Extracted information:
** Begin **

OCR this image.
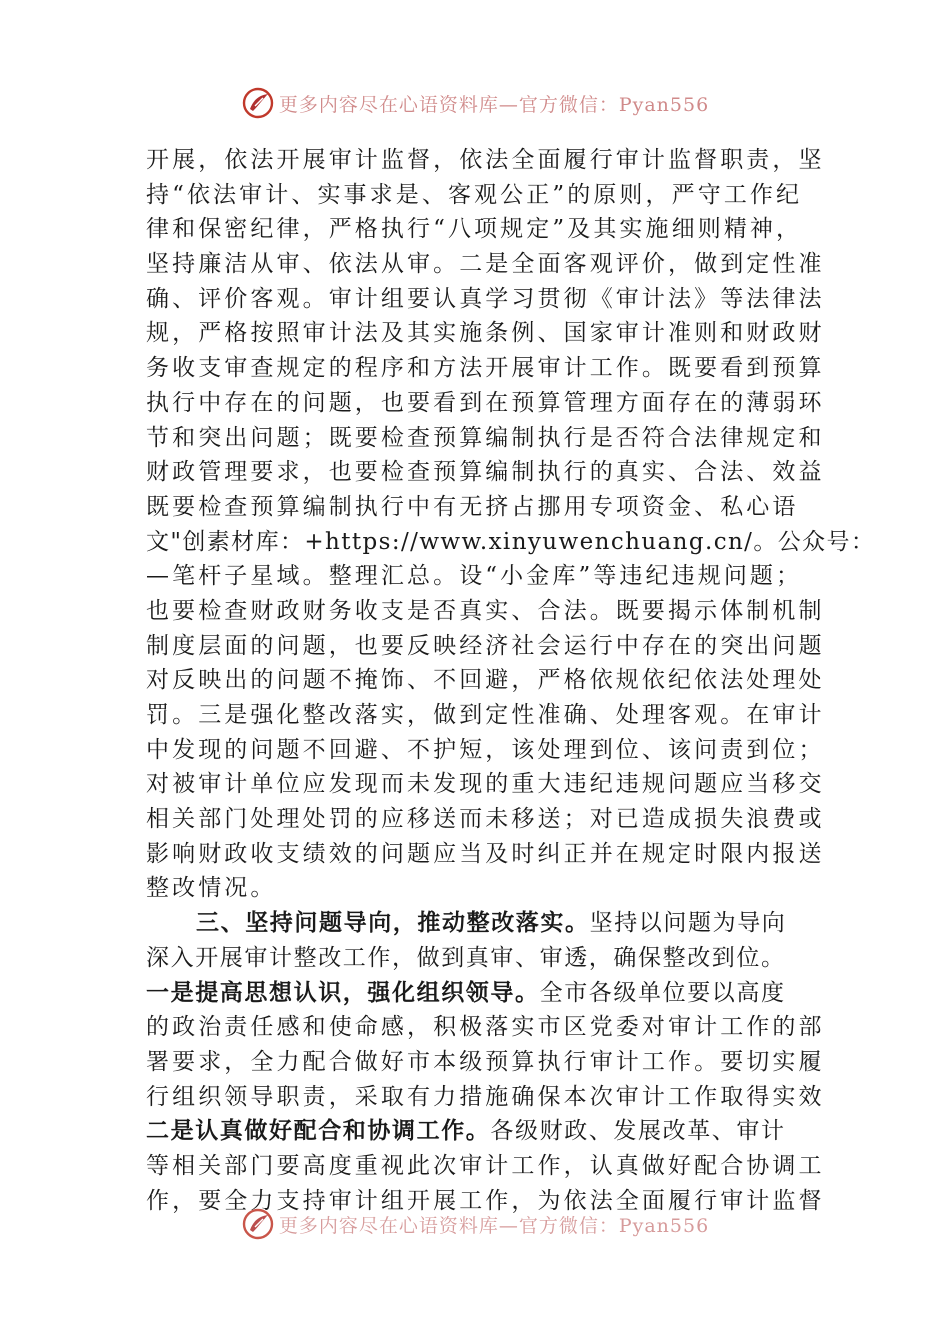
更多内容尽在心语资料库—官方微信：Pyan556
开展，依法开展审计监督，依法全面履行审计监督职责，坚
持“依法审计、实事求是、客观公正”的原则，严守工作纪
律和保密纪律，严格执行“八项规定”及其实施细则精神，
坚持廉洁从审、依法从审。二是全面客观评价，做到定性准
确、评价客观。审计组要认真学习贯彻《审计法》等法律法
规，严格按照审计法及其实施条例、国家审计准则和财政财
务收支审查规定的程序和方法开展审计工作。既要看到预算
执行中存在的问题，也要看到在预算管理方面存在的薄弱环
节和突出问题；既要检查预算编制执行是否符合法律规定和
财政管理要求，也要检查预算编制执行的真实、合法、效益
既要检查预算编制执行中有无挤占挪用专项资金、私心语
文"创素材库：+https://www.xinyuwenchuang.cn/。公众号：
—笔杆子星域。整理汇总。设“小金库”等违纪违规问题；
也要检查财政财务收支是否真实、合法。既要揭示体制机制
制度层面的问题，也要反映经济社会运行中存在的突出问题
对反映出的问题不掩饰、不回避，严格依规依纪依法处理处
罚。三是强化整改落实，做到定性准确、处理客观。在审计
中发现的问题不回避、不护短，该处理到位、该问责到位；
对被审计单位应发现而未发现的重大违纪违规问题应当移交
相关部门处理处罚的应移送而未移送；对已造成损失浪费或
影响财政收支绩效的问题应当及时纠正并在规定时限内报送
整改情况。
三、坚持问题导向，推动整改落实。坚持以问题为导向
深入开展审计整改工作，做到真审、审透，确保整改到位。
一是提高思想认识，强化组织领导。全市各级单位要以高度
的政治责任感和使命感，积极落实市区党委对审计工作的部
署要求，全力配合做好市本级预算执行审计工作。要切实履
行组织领导职责，采取有力措施确保本次审计工作取得实效
二是认真做好配合和协调工作。各级财政、发展改革、审计
等相关部门要高度重视此次审计工作，认真做好配合协调工
作，要全力支持审计组开展工作，为依法全面履行审计监督
更多内容尽在心语资料库—官方微信：Pyan556
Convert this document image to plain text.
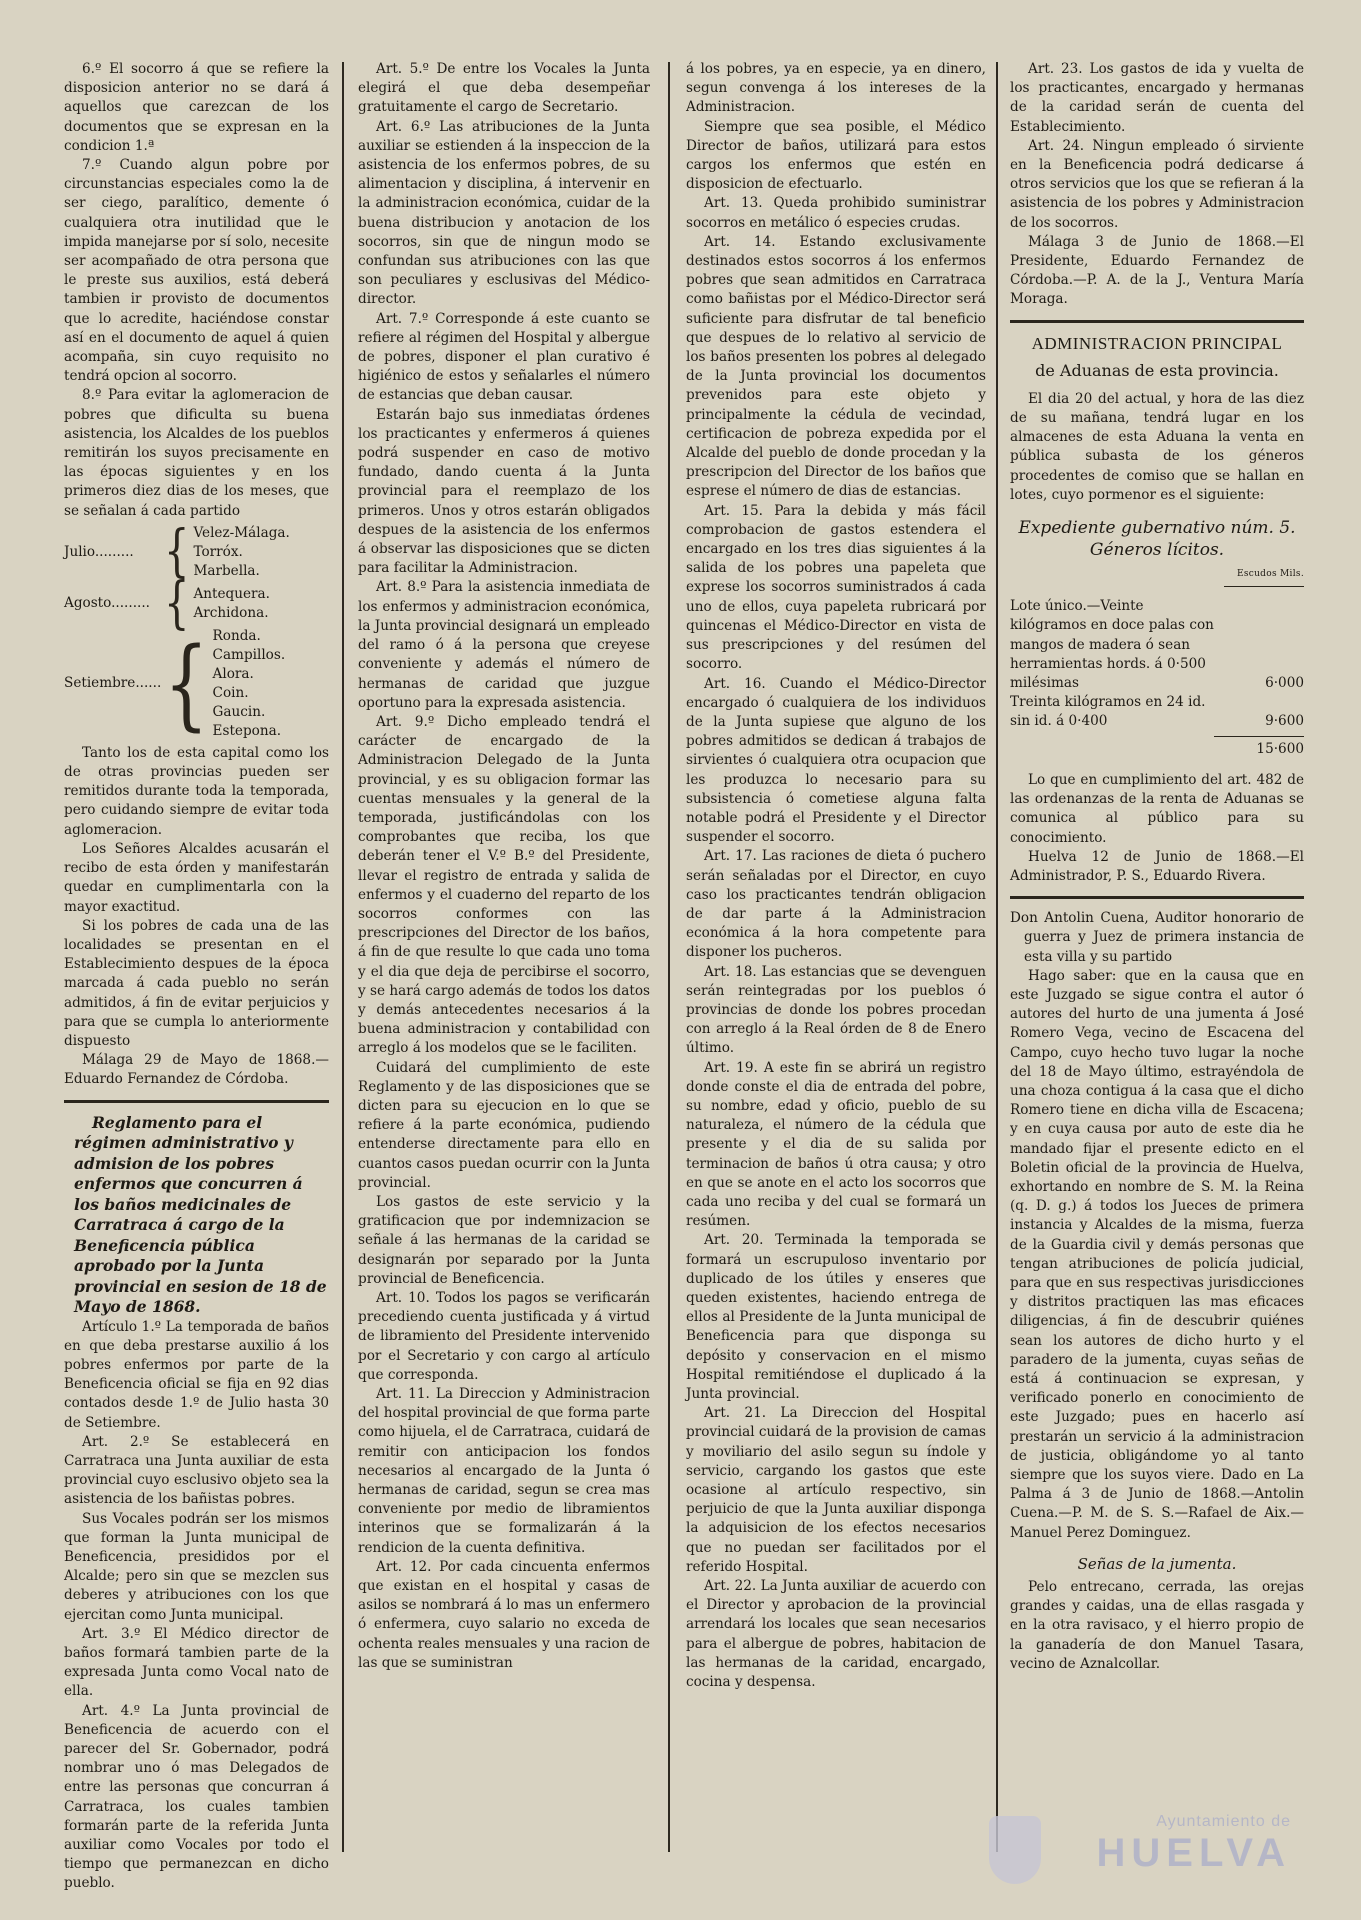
6.º El socorro á que se refiere la disposicion anterior no se dará á aquellos que carezcan de los documentos que se expresan en la condicion 1.ª

7.º Cuando algun pobre por circunstancias especiales como la de ser ciego, paralítico, demente ó cualquiera otra inutilidad que le impida manejarse por sí solo, necesite ser acompañado de otra persona que le preste sus auxilios, está deberá tambien ir provisto de documentos que lo acredite, haciéndose constar así en el documento de aquel á quien acompaña, sin cuyo requisito no tendrá opcion al socorro.

8.º Para evitar la aglomeracion de pobres que dificulta su buena asistencia, los Alcaldes de los pueblos remitirán los suyos precisamente en las épocas siguientes y en los primeros diez dias de los meses, que se señalan á cada partido

Julio......... { Velez-Málaga.
Torróx.
Marbella.
Agosto......... { Antequera.
Archidona.
Setiembre...... { Ronda.
Campillos.
Alora.
Coin.
Gaucin.
Estepona.

Tanto los de esta capital como los de otras provincias pueden ser remitidos durante toda la temporada, pero cuidando siempre de evitar toda aglomeracion.

Los Señores Alcaldes acusarán el recibo de esta órden y manifestarán quedar en cumplimentarla con la mayor exactitud.

Si los pobres de cada una de las localidades se presentan en el Establecimiento despues de la época marcada á cada pueblo no serán admitidos, á fin de evitar perjuicios y para que se cumpla lo anteriormente dispuesto

Málaga 29 de Mayo de 1868.— Eduardo Fernandez de Córdoba.

Reglamento para el régimen administrativo y admision de los pobres enfermos que concurren á los baños medicinales de Carratraca á cargo de la Beneficencia pública aprobado por la Junta provincial en sesion de 18 de Mayo de 1868.

Artículo 1.º La temporada de baños en que deba prestarse auxilio á los pobres enfermos por parte de la Beneficencia oficial se fija en 92 dias contados desde 1.º de Julio hasta 30 de Setiembre.

Art. 2.º Se establecerá en Carratraca una Junta auxiliar de esta provincial cuyo esclusivo objeto sea la asistencia de los bañistas pobres.

Sus Vocales podrán ser los mismos que forman la Junta municipal de Beneficencia, presididos por el Alcalde; pero sin que se mezclen sus deberes y atribuciones con los que ejercitan como Junta municipal.

Art. 3.º El Médico director de baños formará tambien parte de la expresada Junta como Vocal nato de ella.

Art. 4.º La Junta provincial de Beneficencia de acuerdo con el parecer del Sr. Gobernador, podrá nombrar uno ó mas Delegados de entre las personas que concurran á Carratraca, los cuales tambien formarán parte de la referida Junta auxiliar como Vocales por todo el tiempo que permanezcan en dicho pueblo.

Art. 5.º De entre los Vocales la Junta elegirá el que deba desempeñar gratuitamente el cargo de Secretario.

Art. 6.º Las atribuciones de la Junta auxiliar se estienden á la inspeccion de la asistencia de los enfermos pobres, de su alimentacion y disciplina, á intervenir en la administracion económica, cuidar de la buena distribucion y anotacion de los socorros, sin que de ningun modo se confundan sus atribuciones con las que son peculiares y esclusivas del Médico-director.

Art. 7.º Corresponde á este cuanto se refiere al régimen del Hospital y albergue de pobres, disponer el plan curativo é higiénico de estos y señalarles el número de estancias que deban causar.

Estarán bajo sus inmediatas órdenes los practicantes y enfermeros á quienes podrá suspender en caso de motivo fundado, dando cuenta á la Junta provincial para el reemplazo de los primeros. Unos y otros estarán obligados despues de la asistencia de los enfermos á observar las disposiciones que se dicten para facilitar la Administracion.

Art. 8.º Para la asistencia inmediata de los enfermos y administracion económica, la Junta provincial designará un empleado del ramo ó á la persona que creyese conveniente y además el número de hermanas de caridad que juzgue oportuno para la expresada asistencia.

Art. 9.º Dicho empleado tendrá el carácter de encargado de la Administracion Delegado de la Junta provincial, y es su obligacion formar las cuentas mensuales y la general de la temporada, justificándolas con los comprobantes que reciba, los que deberán tener el V.º B.º del Presidente, llevar el registro de entrada y salida de enfermos y el cuaderno del reparto de los socorros conformes con las prescripciones del Director de los baños, á fin de que resulte lo que cada uno toma y el dia que deja de percibirse el socorro, y se hará cargo además de todos los datos y demás antecedentes necesarios á la buena administracion y contabilidad con arreglo á los modelos que se le faciliten.

Cuidará del cumplimiento de este Reglamento y de las disposiciones que se dicten para su ejecucion en lo que se refiere á la parte económica, pudiendo entenderse directamente para ello en cuantos casos puedan ocurrir con la Junta provincial.

Los gastos de este servicio y la gratificacion que por indemnizacion se señale á las hermanas de la caridad se designarán por separado por la Junta provincial de Beneficencia.

Art. 10. Todos los pagos se verificarán precediendo cuenta justificada y á virtud de libramiento del Presidente intervenido por el Secretario y con cargo al artículo que corresponda.

Art. 11. La Direccion y Administracion del hospital provincial de que forma parte como hijuela, el de Carratraca, cuidará de remitir con anticipacion los fondos necesarios al encargado de la Junta ó hermanas de caridad, segun se crea mas conveniente por medio de libramientos interinos que se formalizarán á la rendicion de la cuenta definitiva.

Art. 12. Por cada cincuenta enfermos que existan en el hospital y casas de asilos se nombrará á lo mas un enfermero ó enfermera, cuyo salario no exceda de ochenta reales mensuales y una racion de las que se suministran

á los pobres, ya en especie, ya en dinero, segun convenga á los intereses de la Administracion.

Siempre que sea posible, el Médico Director de baños, utilizará para estos cargos los enfermos que estén en disposicion de efectuarlo.

Art. 13. Queda prohibido suministrar socorros en metálico ó especies crudas.

Art. 14. Estando exclusivamente destinados estos socorros á los enfermos pobres que sean admitidos en Carratraca como bañistas por el Médico-Director será suficiente para disfrutar de tal beneficio que despues de lo relativo al servicio de los baños presenten los pobres al delegado de la Junta provincial los documentos prevenidos para este objeto y principalmente la cédula de vecindad, certificacion de pobreza expedida por el Alcalde del pueblo de donde procedan y la prescripcion del Director de los baños que esprese el número de dias de estancias.

Art. 15. Para la debida y más fácil comprobacion de gastos estendera el encargado en los tres dias siguientes á la salida de los pobres una papeleta que exprese los socorros suministrados á cada uno de ellos, cuya papeleta rubricará por quincenas el Médico-Director en vista de sus prescripciones y del resúmen del socorro.

Art. 16. Cuando el Médico-Director encargado ó cualquiera de los individuos de la Junta supiese que alguno de los pobres admitidos se dedican á trabajos de sirvientes ó cualquiera otra ocupacion que les produzca lo necesario para su subsistencia ó cometiese alguna falta notable podrá el Presidente y el Director suspender el socorro.

Art. 17. Las raciones de dieta ó puchero serán señaladas por el Director, en cuyo caso los practicantes tendrán obligacion de dar parte á la Administracion económica á la hora competente para disponer los pucheros.

Art. 18. Las estancias que se devenguen serán reintegradas por los pueblos ó provincias de donde los pobres procedan con arreglo á la Real órden de 8 de Enero último.

Art. 19. A este fin se abrirá un registro donde conste el dia de entrada del pobre, su nombre, edad y oficio, pueblo de su naturaleza, el número de la cédula que presente y el dia de su salida por terminacion de baños ú otra causa; y otro en que se anote en el acto los socorros que cada uno reciba y del cual se formará un resúmen.

Art. 20. Terminada la temporada se formará un escrupuloso inventario por duplicado de los útiles y enseres que queden existentes, haciendo entrega de ellos al Presidente de la Junta municipal de Beneficencia para que disponga su depósito y conservacion en el mismo Hospital remitiéndose el duplicado á la Junta provincial.

Art. 21. La Direccion del Hospital provincial cuidará de la provision de camas y moviliario del asilo segun su índole y servicio, cargando los gastos que este ocasione al artículo respectivo, sin perjuicio de que la Junta auxiliar disponga la adquisicion de los efectos necesarios que no puedan ser facilitados por el referido Hospital.

Art. 22. La Junta auxiliar de acuerdo con el Director y aprobacion de la provincial arrendará los locales que sean necesarios para el albergue de pobres, habitacion de las hermanas de la caridad, encargado, cocina y despensa.

Art. 23. Los gastos de ida y vuelta de los practicantes, encargado y hermanas de la caridad serán de cuenta del Establecimiento.

Art. 24. Ningun empleado ó sirviente en la Beneficencia podrá dedicarse á otros servicios que los que se refieran á la asistencia de los pobres y Administracion de los socorros.

Málaga 3 de Junio de 1868.—El Presidente, Eduardo Fernandez de Córdoba.—P. A. de la J., Ventura María Moraga.

ADMINISTRACION PRINCIPAL
de Aduanas de esta provincia.

El dia 20 del actual, y hora de las diez de su mañana, tendrá lugar en los almacenes de esta Aduana la venta en pública subasta de los géneros procedentes de comiso que se hallan en lotes, cuyo pormenor es el siguiente:

Expediente gubernativo núm. 5.
Géneros lícitos.
Escudos Mils.
Lote único.—Veinte kilógramos en doce palas con mangos de madera ó sean herramientas hords. á 0·500 milésimas	6·000
Treinta kilógramos en 24 id. sin id. á 0·400	9·600
15·600

Lo que en cumplimiento del art. 482 de las ordenanzas de la renta de Aduanas se comunica al público para su conocimiento.

Huelva 12 de Junio de 1868.—El Administrador, P. S., Eduardo Rivera.

Don Antolin Cuena, Auditor honorario de guerra y Juez de primera instancia de esta villa y su partido

Hago saber: que en la causa que en este Juzgado se sigue contra el autor ó autores del hurto de una jumenta á José Romero Vega, vecino de Escacena del Campo, cuyo hecho tuvo lugar la noche del 18 de Mayo último, estrayéndola de una choza contigua á la casa que el dicho Romero tiene en dicha villa de Escacena; y en cuya causa por auto de este dia he mandado fijar el presente edicto en el Boletin oficial de la provincia de Huelva, exhortando en nombre de S. M. la Reina (q. D. g.) á todos los Jueces de primera instancia y Alcaldes de la misma, fuerza de la Guardia civil y demás personas que tengan atribuciones de policía judicial, para que en sus respectivas jurisdicciones y distritos practiquen las mas eficaces diligencias, á fin de descubrir quiénes sean los autores de dicho hurto y el paradero de la jumenta, cuyas señas de está á continuacion se expresan, y verificado ponerlo en conocimiento de este Juzgado; pues en hacerlo así prestarán un servicio á la administracion de justicia, obligándome yo al tanto siempre que los suyos viere. Dado en La Palma á 3 de Junio de 1868.—Antolin Cuena.—P. M. de S. S.—Rafael de Aix.—Manuel Perez Dominguez.

Señas de la jumenta.

Pelo entrecano, cerrada, las orejas grandes y caidas, una de ellas rasgada y en la otra ravisaco, y el hierro propio de la ganadería de don Manuel Tasara, vecino de Aznalcollar.

Ayuntamiento de
HUELVA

** End **

Instructions to follow: Take every line containing the word "municipal" and copy it.

Response to this exercise:
Sus Vocales podrán ser los mismos que forman la Junta municipal de Beneficencia, presididos por el Alcalde; pero sin que se mezclen sus deberes y atribuciones con los que ejercitan como Junta municipal.
Art. 20. Terminada la temporada se formará un escrupuloso inventario por duplicado de los útiles y enseres que queden existentes, haciendo entrega de ellos al Presidente de la Junta municipal de Beneficencia para que disponga su depósito y conservacion en el mismo Hospital remitiéndose el duplicado á la Junta provincial.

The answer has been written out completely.